• **SUPPLIED DATA**:
☆ ☆ ☆ ☆ ☆ ☆ ☆

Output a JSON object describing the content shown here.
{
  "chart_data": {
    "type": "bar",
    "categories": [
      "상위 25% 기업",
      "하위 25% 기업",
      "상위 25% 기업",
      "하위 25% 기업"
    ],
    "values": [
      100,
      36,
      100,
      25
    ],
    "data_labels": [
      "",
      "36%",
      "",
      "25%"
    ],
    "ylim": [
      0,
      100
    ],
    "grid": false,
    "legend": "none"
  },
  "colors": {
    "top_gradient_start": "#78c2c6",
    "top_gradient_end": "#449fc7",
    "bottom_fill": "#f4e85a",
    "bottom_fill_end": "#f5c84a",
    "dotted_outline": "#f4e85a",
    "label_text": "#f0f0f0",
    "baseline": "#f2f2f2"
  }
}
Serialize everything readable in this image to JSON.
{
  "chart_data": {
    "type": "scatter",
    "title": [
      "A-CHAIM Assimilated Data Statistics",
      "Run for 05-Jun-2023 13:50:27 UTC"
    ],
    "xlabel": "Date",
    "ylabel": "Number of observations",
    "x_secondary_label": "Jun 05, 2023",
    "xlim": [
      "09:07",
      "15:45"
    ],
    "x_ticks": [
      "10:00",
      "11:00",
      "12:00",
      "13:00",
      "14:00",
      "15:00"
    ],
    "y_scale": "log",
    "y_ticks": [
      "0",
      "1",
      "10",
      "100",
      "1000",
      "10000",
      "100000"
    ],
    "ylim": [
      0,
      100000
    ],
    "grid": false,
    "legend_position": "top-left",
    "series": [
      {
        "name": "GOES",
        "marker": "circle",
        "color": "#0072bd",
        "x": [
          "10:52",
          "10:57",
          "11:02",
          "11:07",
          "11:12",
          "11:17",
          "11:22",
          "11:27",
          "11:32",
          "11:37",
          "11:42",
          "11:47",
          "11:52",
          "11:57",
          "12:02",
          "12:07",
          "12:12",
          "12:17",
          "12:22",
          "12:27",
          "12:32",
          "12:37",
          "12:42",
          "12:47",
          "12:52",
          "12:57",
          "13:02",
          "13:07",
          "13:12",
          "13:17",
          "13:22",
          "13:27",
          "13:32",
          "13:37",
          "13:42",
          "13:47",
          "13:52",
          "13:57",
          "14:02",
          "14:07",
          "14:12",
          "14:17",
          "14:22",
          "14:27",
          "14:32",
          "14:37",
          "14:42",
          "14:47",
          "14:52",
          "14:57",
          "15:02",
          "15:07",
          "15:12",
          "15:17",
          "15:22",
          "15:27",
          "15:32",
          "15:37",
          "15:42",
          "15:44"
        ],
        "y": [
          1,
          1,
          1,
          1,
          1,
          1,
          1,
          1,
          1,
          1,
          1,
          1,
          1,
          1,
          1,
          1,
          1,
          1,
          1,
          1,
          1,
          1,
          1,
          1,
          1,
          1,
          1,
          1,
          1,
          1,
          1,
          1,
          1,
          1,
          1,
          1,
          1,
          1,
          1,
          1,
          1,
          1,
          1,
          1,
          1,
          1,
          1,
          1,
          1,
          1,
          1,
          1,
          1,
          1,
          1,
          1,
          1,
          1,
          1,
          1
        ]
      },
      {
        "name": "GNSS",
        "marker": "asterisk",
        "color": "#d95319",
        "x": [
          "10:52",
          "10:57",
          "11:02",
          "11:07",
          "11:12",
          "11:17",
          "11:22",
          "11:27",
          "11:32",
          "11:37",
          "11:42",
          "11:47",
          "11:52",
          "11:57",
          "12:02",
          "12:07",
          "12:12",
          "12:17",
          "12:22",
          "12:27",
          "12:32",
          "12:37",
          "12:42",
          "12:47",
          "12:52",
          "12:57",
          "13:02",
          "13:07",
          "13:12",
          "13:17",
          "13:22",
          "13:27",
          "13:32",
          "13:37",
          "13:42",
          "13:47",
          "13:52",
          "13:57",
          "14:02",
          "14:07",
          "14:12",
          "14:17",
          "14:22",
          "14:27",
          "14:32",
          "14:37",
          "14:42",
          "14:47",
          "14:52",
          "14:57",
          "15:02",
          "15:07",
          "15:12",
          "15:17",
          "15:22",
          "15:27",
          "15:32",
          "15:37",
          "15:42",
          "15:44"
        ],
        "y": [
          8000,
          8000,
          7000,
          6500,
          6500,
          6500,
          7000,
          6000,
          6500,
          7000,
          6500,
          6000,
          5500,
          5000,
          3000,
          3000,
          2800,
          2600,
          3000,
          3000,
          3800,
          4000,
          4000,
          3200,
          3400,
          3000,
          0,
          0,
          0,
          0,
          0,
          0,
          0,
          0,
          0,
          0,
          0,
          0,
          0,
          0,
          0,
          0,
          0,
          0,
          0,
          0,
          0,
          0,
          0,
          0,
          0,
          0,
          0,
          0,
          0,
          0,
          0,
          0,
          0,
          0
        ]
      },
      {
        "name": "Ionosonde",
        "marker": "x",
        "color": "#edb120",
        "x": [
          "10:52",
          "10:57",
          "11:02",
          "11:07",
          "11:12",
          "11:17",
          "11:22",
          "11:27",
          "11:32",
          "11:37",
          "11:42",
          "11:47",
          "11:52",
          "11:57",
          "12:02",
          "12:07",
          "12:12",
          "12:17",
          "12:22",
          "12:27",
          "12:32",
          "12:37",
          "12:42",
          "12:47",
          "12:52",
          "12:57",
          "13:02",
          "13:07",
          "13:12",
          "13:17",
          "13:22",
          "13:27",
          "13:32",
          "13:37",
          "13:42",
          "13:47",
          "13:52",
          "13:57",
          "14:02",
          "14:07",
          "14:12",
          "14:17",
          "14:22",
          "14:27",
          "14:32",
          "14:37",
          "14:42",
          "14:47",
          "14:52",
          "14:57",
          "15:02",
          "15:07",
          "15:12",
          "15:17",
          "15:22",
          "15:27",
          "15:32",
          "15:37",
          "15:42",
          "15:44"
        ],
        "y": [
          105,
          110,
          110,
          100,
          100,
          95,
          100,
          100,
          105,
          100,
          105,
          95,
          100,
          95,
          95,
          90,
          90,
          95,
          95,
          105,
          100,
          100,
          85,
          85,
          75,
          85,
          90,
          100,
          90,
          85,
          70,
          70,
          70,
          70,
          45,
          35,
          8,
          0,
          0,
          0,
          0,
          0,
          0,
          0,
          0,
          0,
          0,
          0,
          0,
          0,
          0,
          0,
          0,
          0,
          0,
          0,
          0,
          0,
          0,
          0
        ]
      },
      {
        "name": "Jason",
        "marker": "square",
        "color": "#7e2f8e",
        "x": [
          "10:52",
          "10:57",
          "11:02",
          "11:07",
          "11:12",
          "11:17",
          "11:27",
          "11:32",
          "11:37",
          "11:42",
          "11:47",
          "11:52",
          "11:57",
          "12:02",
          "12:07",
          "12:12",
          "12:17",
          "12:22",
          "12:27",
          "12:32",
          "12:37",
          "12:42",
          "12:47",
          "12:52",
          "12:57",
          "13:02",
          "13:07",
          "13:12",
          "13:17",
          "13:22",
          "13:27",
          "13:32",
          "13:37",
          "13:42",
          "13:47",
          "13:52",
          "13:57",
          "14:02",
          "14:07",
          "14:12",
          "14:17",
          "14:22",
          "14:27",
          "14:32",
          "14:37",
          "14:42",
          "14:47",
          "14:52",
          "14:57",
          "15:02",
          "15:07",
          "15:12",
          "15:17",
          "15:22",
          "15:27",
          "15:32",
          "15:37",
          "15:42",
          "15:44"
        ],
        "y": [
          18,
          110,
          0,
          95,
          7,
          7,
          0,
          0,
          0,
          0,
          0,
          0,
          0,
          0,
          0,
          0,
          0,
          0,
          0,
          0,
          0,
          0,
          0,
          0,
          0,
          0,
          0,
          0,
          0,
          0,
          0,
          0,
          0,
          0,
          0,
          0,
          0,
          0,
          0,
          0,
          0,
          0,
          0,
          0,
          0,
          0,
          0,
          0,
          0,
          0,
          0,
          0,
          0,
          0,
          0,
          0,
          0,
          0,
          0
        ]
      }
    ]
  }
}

☆ ☆ ☆ ☆ ☆ ☆ ☆

• **EXERCISE**: Copy every line in the records above that contains the word "JSON".

• **SOLUTION FOR THIS TASK**:
Output a JSON object describing the content shown here.
Serialize everything readable in this image to JSON.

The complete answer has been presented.